* _WHAT IS ASKED_
All entries are to be given again verbatim.

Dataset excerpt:
------------------------------------

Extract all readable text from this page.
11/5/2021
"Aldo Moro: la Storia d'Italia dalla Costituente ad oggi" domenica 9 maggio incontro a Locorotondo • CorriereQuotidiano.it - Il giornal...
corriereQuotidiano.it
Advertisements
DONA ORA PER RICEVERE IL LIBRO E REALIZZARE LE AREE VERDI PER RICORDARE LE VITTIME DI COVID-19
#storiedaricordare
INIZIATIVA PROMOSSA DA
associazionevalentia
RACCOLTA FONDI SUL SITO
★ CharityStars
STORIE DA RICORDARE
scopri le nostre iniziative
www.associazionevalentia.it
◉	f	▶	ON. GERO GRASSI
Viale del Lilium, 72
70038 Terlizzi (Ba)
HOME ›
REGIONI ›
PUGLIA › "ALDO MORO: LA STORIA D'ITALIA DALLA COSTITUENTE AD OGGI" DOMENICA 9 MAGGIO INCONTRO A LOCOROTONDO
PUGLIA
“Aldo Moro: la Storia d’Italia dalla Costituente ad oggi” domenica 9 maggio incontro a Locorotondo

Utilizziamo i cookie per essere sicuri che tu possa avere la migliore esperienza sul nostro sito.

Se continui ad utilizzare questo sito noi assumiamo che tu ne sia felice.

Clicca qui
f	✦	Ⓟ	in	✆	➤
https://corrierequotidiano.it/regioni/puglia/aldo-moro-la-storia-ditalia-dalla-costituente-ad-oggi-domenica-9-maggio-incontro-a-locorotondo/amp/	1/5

------------------------------------

* _ANSWER FOR THE TASK_
Extract all readable text from this page.
11/5/2021
"Aldo Moro: la Storia d'Italia dalla Costituente ad oggi" domenica 9 maggio incontro a Locorotondo • CorriereQuotidiano.it - Il giornal...
corriereQuotidiano.it
Advertisements
DONA ORA PER RICEVERE IL LIBRO E REALIZZARE LE AREE VERDI PER RICORDARE LE VITTIME DI COVID-19
#storiedaricordare
INIZIATIVA PROMOSSA DA
associazionevalentia
RACCOLTA FONDI SUL SITO
★ CharityStars
STORIE DA RICORDARE
scopri le nostre iniziative
www.associazionevalentia.it
◉	f	▶	ON. GERO GRASSI
Viale del Lilium, 72
70038 Terlizzi (Ba)
HOME ›
REGIONI ›
PUGLIA › "ALDO MORO: LA STORIA D'ITALIA DALLA COSTITUENTE AD OGGI" DOMENICA 9 MAGGIO INCONTRO A LOCOROTONDO
PUGLIA
“Aldo Moro: la Storia d’Italia dalla Costituente ad oggi” domenica 9 maggio incontro a Locorotondo

Utilizziamo i cookie per essere sicuri che tu possa avere la migliore esperienza sul nostro sito.

Se continui ad utilizzare questo sito noi assumiamo che tu ne sia felice.

Clicca qui
f	✦	Ⓟ	in	✆	➤
https://corrierequotidiano.it/regioni/puglia/aldo-moro-la-storia-ditalia-dalla-costituente-ad-oggi-domenica-9-maggio-incontro-a-locorotondo/amp/	1/5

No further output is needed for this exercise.